● Task statement
Once the pictures are set aside, transcribe the remaining data exactly.

┌────────

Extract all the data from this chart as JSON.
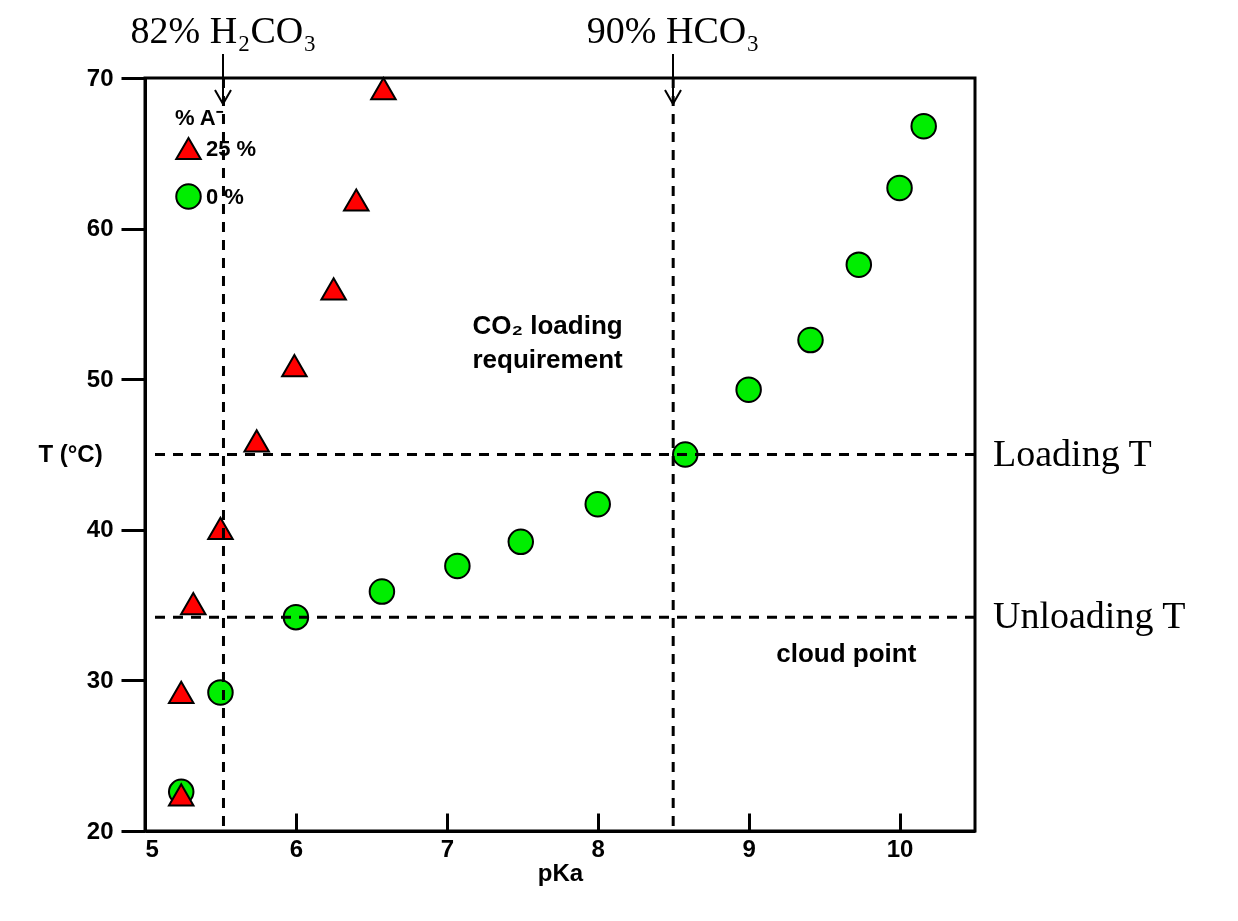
{
  "chart_data": {
    "type": "scatter",
    "xlabel": "pKa",
    "ylabel": "T (°C)",
    "legend_title": "% A⁻",
    "legend": "top left",
    "xlim": [
      5,
      10.5
    ],
    "ylim": [
      20,
      70
    ],
    "xticks": [
      5,
      6,
      7,
      8,
      9,
      10
    ],
    "yticks": [
      20,
      30,
      40,
      50,
      60,
      70
    ],
    "grid": false,
    "series": [
      {
        "name": "25 %",
        "color": "#ff0000",
        "marker": "triangle",
        "x": [
          5.24,
          5.24,
          5.32,
          5.5,
          5.74,
          5.99,
          6.25,
          6.4,
          6.58
        ],
        "values": [
          22.4,
          29.2,
          35.1,
          40.1,
          45.9,
          50.9,
          56.0,
          61.9,
          69.3
        ]
      },
      {
        "name": "0 %",
        "color": "#00ee00",
        "marker": "circle",
        "x": [
          5.24,
          5.5,
          6,
          6.57,
          7.07,
          7.49,
          8,
          8.58,
          9,
          9.41,
          9.73,
          10,
          10.16
        ],
        "values": [
          22.6,
          29.2,
          34.2,
          35.9,
          37.6,
          39.2,
          41.7,
          45.0,
          49.3,
          52.6,
          57.6,
          62.7,
          66.8
        ]
      }
    ],
    "ref_lines": [
      {
        "axis": "y",
        "value": 45,
        "label": "Loading T",
        "line_style": "dashed"
      },
      {
        "axis": "y",
        "value": 34.2,
        "label": "Unloading T",
        "line_style": "dashed"
      },
      {
        "axis": "x",
        "value": 5.52,
        "label": "82% H₂CO₃",
        "line_style": "dashed"
      },
      {
        "axis": "x",
        "value": 8.5,
        "label": "90% HCO₃",
        "line_style": "dashed"
      }
    ],
    "annotations": [
      "CO₂ loading\nrequirement",
      "cloud point"
    ]
  }
}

└────────

● Written reply
Extract all the data from this chart as JSON.
{
  "chart_data": {
    "type": "scatter",
    "xlabel": "pKa",
    "ylabel": "T (°C)",
    "legend_title": "% A⁻",
    "legend": "top left",
    "xlim": [
      5,
      10.5
    ],
    "ylim": [
      20,
      70
    ],
    "xticks": [
      5,
      6,
      7,
      8,
      9,
      10
    ],
    "yticks": [
      20,
      30,
      40,
      50,
      60,
      70
    ],
    "grid": false,
    "series": [
      {
        "name": "25 %",
        "color": "#ff0000",
        "marker": "triangle",
        "x": [
          5.24,
          5.24,
          5.32,
          5.5,
          5.74,
          5.99,
          6.25,
          6.4,
          6.58
        ],
        "values": [
          22.4,
          29.2,
          35.1,
          40.1,
          45.9,
          50.9,
          56.0,
          61.9,
          69.3
        ]
      },
      {
        "name": "0 %",
        "color": "#00ee00",
        "marker": "circle",
        "x": [
          5.24,
          5.5,
          6,
          6.57,
          7.07,
          7.49,
          8,
          8.58,
          9,
          9.41,
          9.73,
          10,
          10.16
        ],
        "values": [
          22.6,
          29.2,
          34.2,
          35.9,
          37.6,
          39.2,
          41.7,
          45.0,
          49.3,
          52.6,
          57.6,
          62.7,
          66.8
        ]
      }
    ],
    "ref_lines": [
      {
        "axis": "y",
        "value": 45,
        "label": "Loading T",
        "line_style": "dashed"
      },
      {
        "axis": "y",
        "value": 34.2,
        "label": "Unloading T",
        "line_style": "dashed"
      },
      {
        "axis": "x",
        "value": 5.52,
        "label": "82% H₂CO₃",
        "line_style": "dashed"
      },
      {
        "axis": "x",
        "value": 8.5,
        "label": "90% HCO₃",
        "line_style": "dashed"
      }
    ],
    "annotations": [
      "CO₂ loading\nrequirement",
      "cloud point"
    ]
  }
}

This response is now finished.